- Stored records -
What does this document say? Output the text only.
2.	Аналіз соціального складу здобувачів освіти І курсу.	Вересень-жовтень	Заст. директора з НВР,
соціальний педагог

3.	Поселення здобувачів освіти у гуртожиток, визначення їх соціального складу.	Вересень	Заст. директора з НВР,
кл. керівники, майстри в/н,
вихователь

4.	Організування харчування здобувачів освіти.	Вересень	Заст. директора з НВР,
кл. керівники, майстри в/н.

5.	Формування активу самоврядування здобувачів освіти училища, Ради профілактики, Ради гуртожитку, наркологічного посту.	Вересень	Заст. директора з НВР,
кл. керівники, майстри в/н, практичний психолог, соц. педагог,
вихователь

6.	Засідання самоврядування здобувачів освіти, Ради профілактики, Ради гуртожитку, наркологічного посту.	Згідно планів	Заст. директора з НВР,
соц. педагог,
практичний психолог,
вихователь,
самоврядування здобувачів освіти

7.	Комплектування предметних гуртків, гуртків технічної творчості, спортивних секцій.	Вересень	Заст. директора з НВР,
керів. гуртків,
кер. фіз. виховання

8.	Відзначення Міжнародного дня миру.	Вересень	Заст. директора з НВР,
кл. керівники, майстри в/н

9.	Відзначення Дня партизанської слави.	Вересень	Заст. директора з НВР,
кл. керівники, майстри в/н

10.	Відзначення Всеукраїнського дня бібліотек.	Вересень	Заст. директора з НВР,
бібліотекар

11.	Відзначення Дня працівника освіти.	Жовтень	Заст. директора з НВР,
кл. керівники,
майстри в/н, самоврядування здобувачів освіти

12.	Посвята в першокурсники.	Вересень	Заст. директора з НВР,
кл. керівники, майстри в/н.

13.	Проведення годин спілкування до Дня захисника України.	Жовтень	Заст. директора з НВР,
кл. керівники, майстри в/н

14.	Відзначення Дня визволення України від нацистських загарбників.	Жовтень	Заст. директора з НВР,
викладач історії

- What you will do -
Return from the data every line that holds "самоврядування".

- Answer -
5.	Формування активу самоврядування здобувачів освіти училища, Ради профілактики, Ради гуртожитку, наркологічного посту.	Вересень	Заст. директора з НВР,
6.	Засідання самоврядування здобувачів освіти, Ради профілактики, Ради гуртожитку, наркологічного посту.	Згідно планів	Заст. директора з НВР,
самоврядування здобувачів освіти
майстри в/н, самоврядування здобувачів освіти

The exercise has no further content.